Prompt
Write out every line of the material as it stands, apart from the pictures.

Extracted data entries
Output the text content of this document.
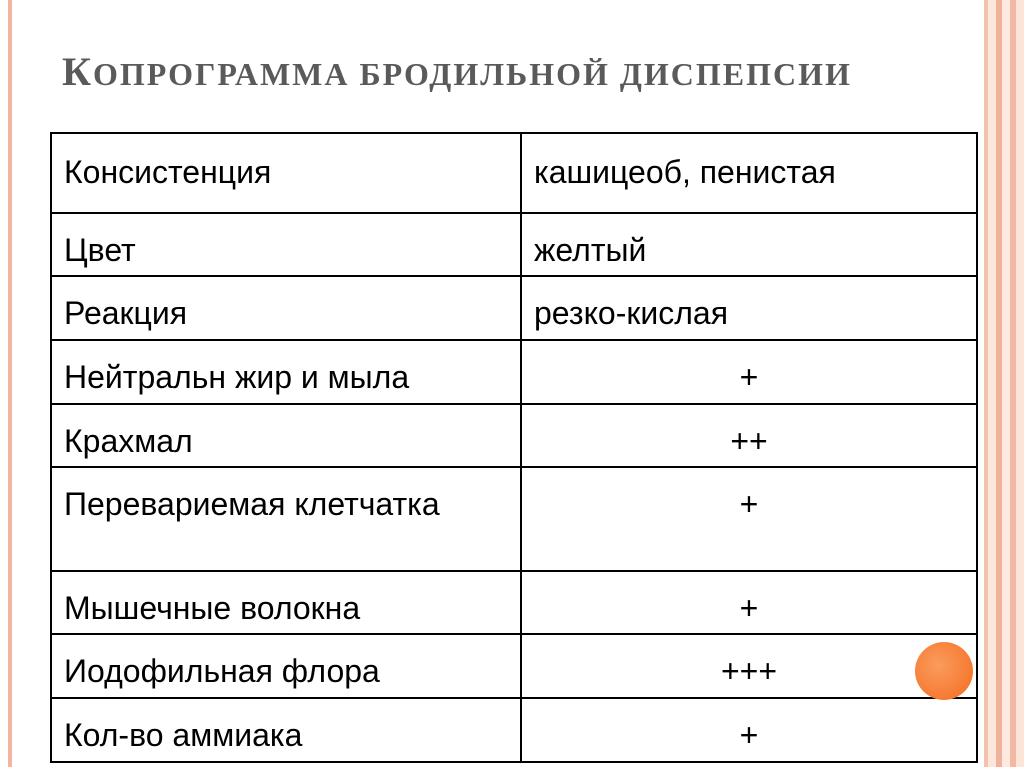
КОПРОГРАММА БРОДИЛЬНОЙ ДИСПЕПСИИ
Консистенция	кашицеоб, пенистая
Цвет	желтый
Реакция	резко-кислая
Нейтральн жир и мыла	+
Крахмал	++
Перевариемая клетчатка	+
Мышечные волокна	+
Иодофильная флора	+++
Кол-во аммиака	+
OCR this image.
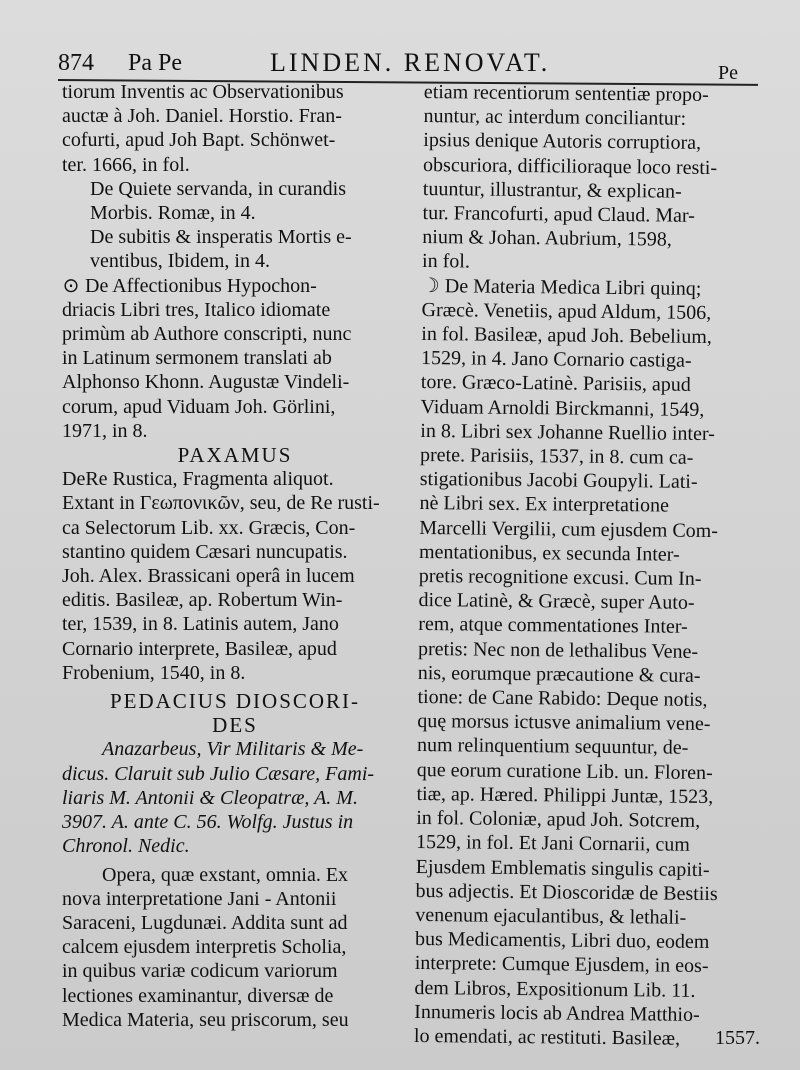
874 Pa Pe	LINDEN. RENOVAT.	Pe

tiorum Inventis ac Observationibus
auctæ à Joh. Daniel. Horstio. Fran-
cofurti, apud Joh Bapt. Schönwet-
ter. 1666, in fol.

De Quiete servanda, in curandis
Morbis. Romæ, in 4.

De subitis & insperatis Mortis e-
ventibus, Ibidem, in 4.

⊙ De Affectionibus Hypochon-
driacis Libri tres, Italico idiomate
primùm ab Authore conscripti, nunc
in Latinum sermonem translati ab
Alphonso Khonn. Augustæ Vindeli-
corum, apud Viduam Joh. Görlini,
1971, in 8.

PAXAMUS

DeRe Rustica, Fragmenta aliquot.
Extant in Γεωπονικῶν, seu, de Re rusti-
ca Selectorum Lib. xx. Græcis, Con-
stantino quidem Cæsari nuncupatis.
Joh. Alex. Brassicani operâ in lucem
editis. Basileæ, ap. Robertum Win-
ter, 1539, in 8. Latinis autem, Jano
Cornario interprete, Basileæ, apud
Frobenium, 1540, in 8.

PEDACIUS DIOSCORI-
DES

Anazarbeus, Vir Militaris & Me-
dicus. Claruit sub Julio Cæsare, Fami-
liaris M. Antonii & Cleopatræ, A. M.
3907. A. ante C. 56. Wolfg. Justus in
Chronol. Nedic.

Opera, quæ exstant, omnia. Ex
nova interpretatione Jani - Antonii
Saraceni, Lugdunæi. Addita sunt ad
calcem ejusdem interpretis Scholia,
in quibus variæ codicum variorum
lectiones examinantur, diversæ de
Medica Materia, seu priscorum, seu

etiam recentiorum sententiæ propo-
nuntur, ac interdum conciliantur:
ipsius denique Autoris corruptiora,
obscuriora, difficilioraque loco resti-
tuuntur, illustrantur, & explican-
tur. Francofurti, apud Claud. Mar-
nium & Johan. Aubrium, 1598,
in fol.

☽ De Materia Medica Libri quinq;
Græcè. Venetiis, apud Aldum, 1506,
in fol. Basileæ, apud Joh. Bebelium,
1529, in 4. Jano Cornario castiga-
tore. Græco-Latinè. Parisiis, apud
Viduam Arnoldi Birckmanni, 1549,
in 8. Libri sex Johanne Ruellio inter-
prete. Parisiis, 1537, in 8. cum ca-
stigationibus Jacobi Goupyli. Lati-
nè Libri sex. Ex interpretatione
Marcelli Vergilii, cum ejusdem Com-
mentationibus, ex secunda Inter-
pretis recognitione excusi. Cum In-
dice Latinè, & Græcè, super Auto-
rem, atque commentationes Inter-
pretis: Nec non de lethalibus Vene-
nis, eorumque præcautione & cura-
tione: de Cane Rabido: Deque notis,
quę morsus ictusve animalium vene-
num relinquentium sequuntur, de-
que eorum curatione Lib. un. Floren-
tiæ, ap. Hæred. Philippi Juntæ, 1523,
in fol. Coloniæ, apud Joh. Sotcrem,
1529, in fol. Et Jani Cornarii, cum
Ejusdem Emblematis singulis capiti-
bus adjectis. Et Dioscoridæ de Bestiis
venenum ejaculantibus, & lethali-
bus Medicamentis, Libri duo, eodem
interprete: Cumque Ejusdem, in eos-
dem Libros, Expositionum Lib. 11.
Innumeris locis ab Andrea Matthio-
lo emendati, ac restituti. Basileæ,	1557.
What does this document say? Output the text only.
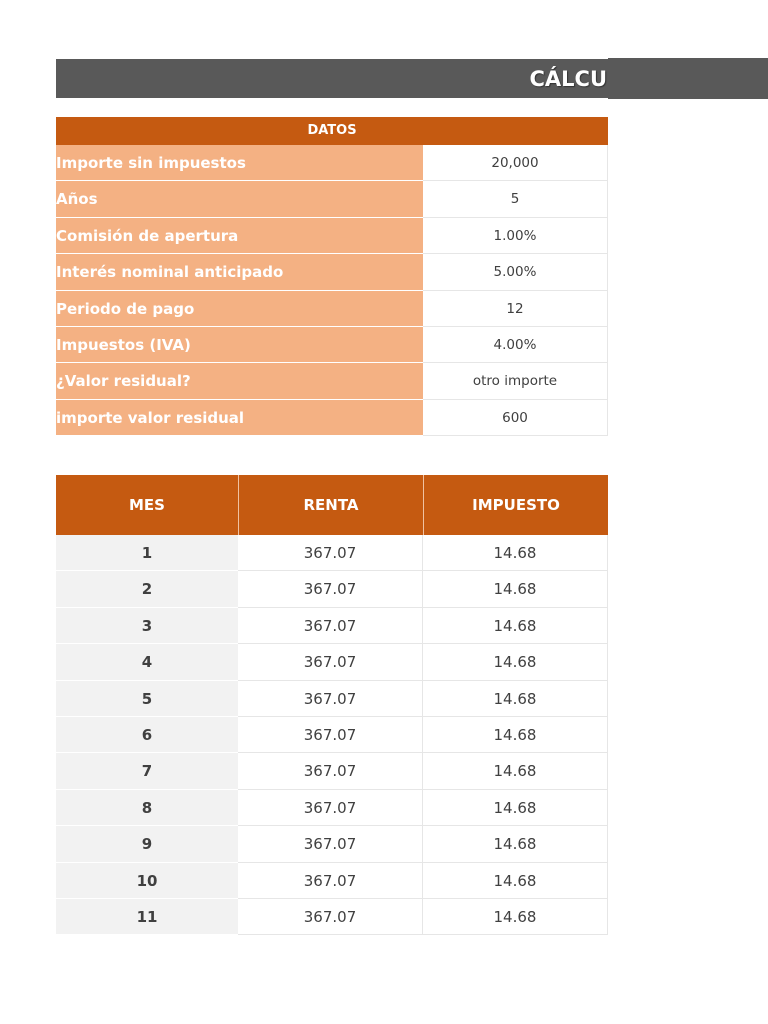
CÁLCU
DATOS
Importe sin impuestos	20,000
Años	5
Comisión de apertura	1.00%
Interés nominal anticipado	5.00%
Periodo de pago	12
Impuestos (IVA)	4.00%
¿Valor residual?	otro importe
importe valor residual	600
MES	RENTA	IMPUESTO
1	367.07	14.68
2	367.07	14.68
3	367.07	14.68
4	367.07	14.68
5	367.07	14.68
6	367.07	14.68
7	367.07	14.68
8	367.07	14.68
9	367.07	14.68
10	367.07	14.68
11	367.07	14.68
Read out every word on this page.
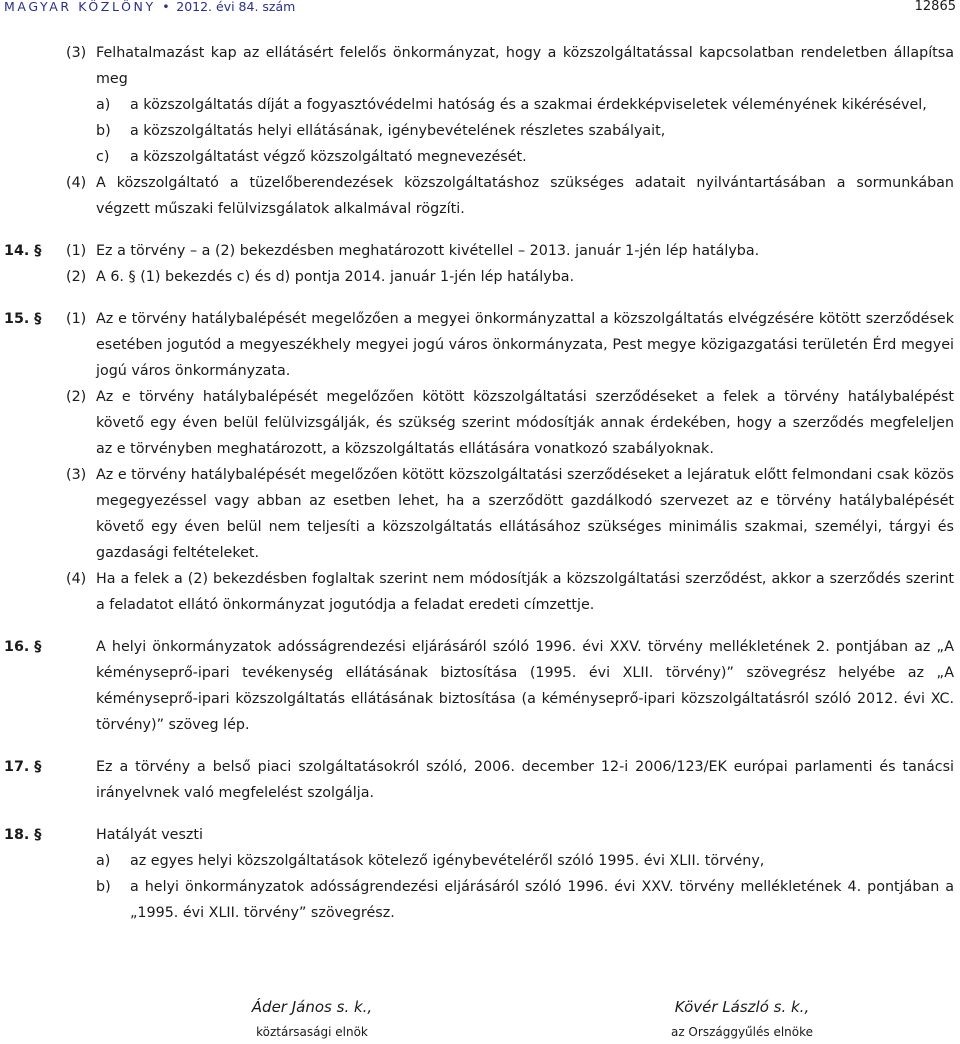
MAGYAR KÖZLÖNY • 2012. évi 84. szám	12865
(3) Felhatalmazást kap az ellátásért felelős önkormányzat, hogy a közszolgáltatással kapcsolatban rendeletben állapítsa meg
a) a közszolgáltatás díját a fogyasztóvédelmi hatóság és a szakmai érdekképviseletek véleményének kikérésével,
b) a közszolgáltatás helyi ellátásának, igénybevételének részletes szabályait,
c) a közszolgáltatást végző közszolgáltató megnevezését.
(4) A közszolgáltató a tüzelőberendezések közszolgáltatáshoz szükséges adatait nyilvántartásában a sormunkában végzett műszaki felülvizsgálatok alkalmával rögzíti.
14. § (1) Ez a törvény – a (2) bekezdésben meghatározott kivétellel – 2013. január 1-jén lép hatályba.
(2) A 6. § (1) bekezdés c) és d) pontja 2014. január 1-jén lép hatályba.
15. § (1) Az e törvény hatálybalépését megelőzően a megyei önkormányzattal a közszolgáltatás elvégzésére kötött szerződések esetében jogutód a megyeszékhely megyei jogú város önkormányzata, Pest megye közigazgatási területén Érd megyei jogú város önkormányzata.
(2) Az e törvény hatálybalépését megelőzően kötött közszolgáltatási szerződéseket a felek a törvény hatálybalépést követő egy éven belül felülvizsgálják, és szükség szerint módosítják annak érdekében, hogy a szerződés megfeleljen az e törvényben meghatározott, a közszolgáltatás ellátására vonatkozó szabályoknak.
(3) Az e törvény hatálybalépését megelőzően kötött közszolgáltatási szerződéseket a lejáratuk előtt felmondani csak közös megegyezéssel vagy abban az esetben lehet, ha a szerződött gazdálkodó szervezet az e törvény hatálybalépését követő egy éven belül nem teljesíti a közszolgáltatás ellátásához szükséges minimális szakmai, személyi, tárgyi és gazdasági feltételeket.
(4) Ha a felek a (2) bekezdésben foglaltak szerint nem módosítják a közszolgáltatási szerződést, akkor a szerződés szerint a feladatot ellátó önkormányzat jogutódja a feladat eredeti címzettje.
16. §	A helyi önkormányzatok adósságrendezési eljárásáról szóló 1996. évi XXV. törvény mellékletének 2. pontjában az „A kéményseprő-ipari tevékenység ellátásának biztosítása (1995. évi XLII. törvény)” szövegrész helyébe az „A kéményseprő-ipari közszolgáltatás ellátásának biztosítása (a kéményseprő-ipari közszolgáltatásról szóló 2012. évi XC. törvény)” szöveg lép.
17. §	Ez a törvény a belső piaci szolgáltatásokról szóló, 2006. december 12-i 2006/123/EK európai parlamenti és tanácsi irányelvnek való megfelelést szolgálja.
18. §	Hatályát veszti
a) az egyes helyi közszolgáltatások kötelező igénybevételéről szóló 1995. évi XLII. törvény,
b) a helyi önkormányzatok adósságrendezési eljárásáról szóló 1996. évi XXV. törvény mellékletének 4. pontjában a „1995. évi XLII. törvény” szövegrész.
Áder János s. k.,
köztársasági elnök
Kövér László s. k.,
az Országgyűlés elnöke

Completed exercise
Output the text content of this document.
КОПРОГРАММА БРОДИЛЬНОЙ ДИСПЕПСИИ
Консистенция	кашицеоб, пенистая
Цвет	желтый
Реакция	резко-кислая
Нейтральн жир и мыла	+
Крахмал	++
Перевариемая клетчатка	+
Мышечные волокна	+
Иодофильная флора	+++
Кол-во аммиака	+
OCR this image.
874 Pa Pe	LINDEN. RENOVAT.	Pe

tiorum Inventis ac Observationibus
auctæ à Joh. Daniel. Horstio. Fran-
cofurti, apud Joh Bapt. Schönwet-
ter. 1666, in fol.

De Quiete servanda, in curandis
Morbis. Romæ, in 4.

De subitis & insperatis Mortis e-
ventibus, Ibidem, in 4.

⊙ De Affectionibus Hypochon-
driacis Libri tres, Italico idiomate
primùm ab Authore conscripti, nunc
in Latinum sermonem translati ab
Alphonso Khonn. Augustæ Vindeli-
corum, apud Viduam Joh. Görlini,
1971, in 8.

PAXAMUS

DeRe Rustica, Fragmenta aliquot.
Extant in Γεωπονικῶν, seu, de Re rusti-
ca Selectorum Lib. xx. Græcis, Con-
stantino quidem Cæsari nuncupatis.
Joh. Alex. Brassicani operâ in lucem
editis. Basileæ, ap. Robertum Win-
ter, 1539, in 8. Latinis autem, Jano
Cornario interprete, Basileæ, apud
Frobenium, 1540, in 8.

PEDACIUS DIOSCORI-
DES

Anazarbeus, Vir Militaris & Me-
dicus. Claruit sub Julio Cæsare, Fami-
liaris M. Antonii & Cleopatræ, A. M.
3907. A. ante C. 56. Wolfg. Justus in
Chronol. Nedic.

Opera, quæ exstant, omnia. Ex
nova interpretatione Jani - Antonii
Saraceni, Lugdunæi. Addita sunt ad
calcem ejusdem interpretis Scholia,
in quibus variæ codicum variorum
lectiones examinantur, diversæ de
Medica Materia, seu priscorum, seu

etiam recentiorum sententiæ propo-
nuntur, ac interdum conciliantur:
ipsius denique Autoris corruptiora,
obscuriora, difficilioraque loco resti-
tuuntur, illustrantur, & explican-
tur. Francofurti, apud Claud. Mar-
nium & Johan. Aubrium, 1598,
in fol.

☽ De Materia Medica Libri quinq;
Græcè. Venetiis, apud Aldum, 1506,
in fol. Basileæ, apud Joh. Bebelium,
1529, in 4. Jano Cornario castiga-
tore. Græco-Latinè. Parisiis, apud
Viduam Arnoldi Birckmanni, 1549,
in 8. Libri sex Johanne Ruellio inter-
prete. Parisiis, 1537, in 8. cum ca-
stigationibus Jacobi Goupyli. Lati-
nè Libri sex. Ex interpretatione
Marcelli Vergilii, cum ejusdem Com-
mentationibus, ex secunda Inter-
pretis recognitione excusi. Cum In-
dice Latinè, & Græcè, super Auto-
rem, atque commentationes Inter-
pretis: Nec non de lethalibus Vene-
nis, eorumque præcautione & cura-
tione: de Cane Rabido: Deque notis,
quę morsus ictusve animalium vene-
num relinquentium sequuntur, de-
que eorum curatione Lib. un. Floren-
tiæ, ap. Hæred. Philippi Juntæ, 1523,
in fol. Coloniæ, apud Joh. Sotcrem,
1529, in fol. Et Jani Cornarii, cum
Ejusdem Emblematis singulis capiti-
bus adjectis. Et Dioscoridæ de Bestiis
venenum ejaculantibus, & lethali-
bus Medicamentis, Libri duo, eodem
interprete: Cumque Ejusdem, in eos-
dem Libros, Expositionum Lib. 11.
Innumeris locis ab Andrea Matthio-
lo emendati, ac restituti. Basileæ,	1557.
What does this document say? Output the text only.
CÁLCU
DATOS
Importe sin impuestos	20,000
Años	5
Comisión de apertura	1.00%
Interés nominal anticipado	5.00%
Periodo de pago	12
Impuestos (IVA)	4.00%
¿Valor residual?	otro importe
importe valor residual	600
MES	RENTA	IMPUESTO
1	367.07	14.68
2	367.07	14.68
3	367.07	14.68
4	367.07	14.68
5	367.07	14.68
6	367.07	14.68
7	367.07	14.68
8	367.07	14.68
9	367.07	14.68
10	367.07	14.68
11	367.07	14.68
Read out every word on this page.
MAGYAR KÖZLÖNY • 2012. évi 84. szám	12865
(3) Felhatalmazást kap az ellátásért felelős önkormányzat, hogy a közszolgáltatással kapcsolatban rendeletben állapítsa meg
a) a közszolgáltatás díját a fogyasztóvédelmi hatóság és a szakmai érdekképviseletek véleményének kikérésével,
b) a közszolgáltatás helyi ellátásának, igénybevételének részletes szabályait,
c) a közszolgáltatást végző közszolgáltató megnevezését.
(4) A közszolgáltató a tüzelőberendezések közszolgáltatáshoz szükséges adatait nyilvántartásában a sormunkában végzett műszaki felülvizsgálatok alkalmával rögzíti.
14. § (1) Ez a törvény – a (2) bekezdésben meghatározott kivétellel – 2013. január 1-jén lép hatályba.
(2) A 6. § (1) bekezdés c) és d) pontja 2014. január 1-jén lép hatályba.
15. § (1) Az e törvény hatálybalépését megelőzően a megyei önkormányzattal a közszolgáltatás elvégzésére kötött szerződések esetében jogutód a megyeszékhely megyei jogú város önkormányzata, Pest megye közigazgatási területén Érd megyei jogú város önkormányzata.
(2) Az e törvény hatálybalépését megelőzően kötött közszolgáltatási szerződéseket a felek a törvény hatálybalépést követő egy éven belül felülvizsgálják, és szükség szerint módosítják annak érdekében, hogy a szerződés megfeleljen az e törvényben meghatározott, a közszolgáltatás ellátására vonatkozó szabályoknak.
(3) Az e törvény hatálybalépését megelőzően kötött közszolgáltatási szerződéseket a lejáratuk előtt felmondani csak közös megegyezéssel vagy abban az esetben lehet, ha a szerződött gazdálkodó szervezet az e törvény hatálybalépését követő egy éven belül nem teljesíti a közszolgáltatás ellátásához szükséges minimális szakmai, személyi, tárgyi és gazdasági feltételeket.
(4) Ha a felek a (2) bekezdésben foglaltak szerint nem módosítják a közszolgáltatási szerződést, akkor a szerződés szerint a feladatot ellátó önkormányzat jogutódja a feladat eredeti címzettje.
16. §	A helyi önkormányzatok adósságrendezési eljárásáról szóló 1996. évi XXV. törvény mellékletének 2. pontjában az „A kéményseprő-ipari tevékenység ellátásának biztosítása (1995. évi XLII. törvény)” szövegrész helyébe az „A kéményseprő-ipari közszolgáltatás ellátásának biztosítása (a kéményseprő-ipari közszolgáltatásról szóló 2012. évi XC. törvény)” szöveg lép.
17. §	Ez a törvény a belső piaci szolgáltatásokról szóló, 2006. december 12-i 2006/123/EK európai parlamenti és tanácsi irányelvnek való megfelelést szolgálja.
18. §	Hatályát veszti
a) az egyes helyi közszolgáltatások kötelező igénybevételéről szóló 1995. évi XLII. törvény,
b) a helyi önkormányzatok adósságrendezési eljárásáról szóló 1996. évi XXV. törvény mellékletének 4. pontjában a „1995. évi XLII. törvény” szövegrész.
Áder János s. k.,
köztársasági elnök
Kövér László s. k.,
az Országgyűlés elnöke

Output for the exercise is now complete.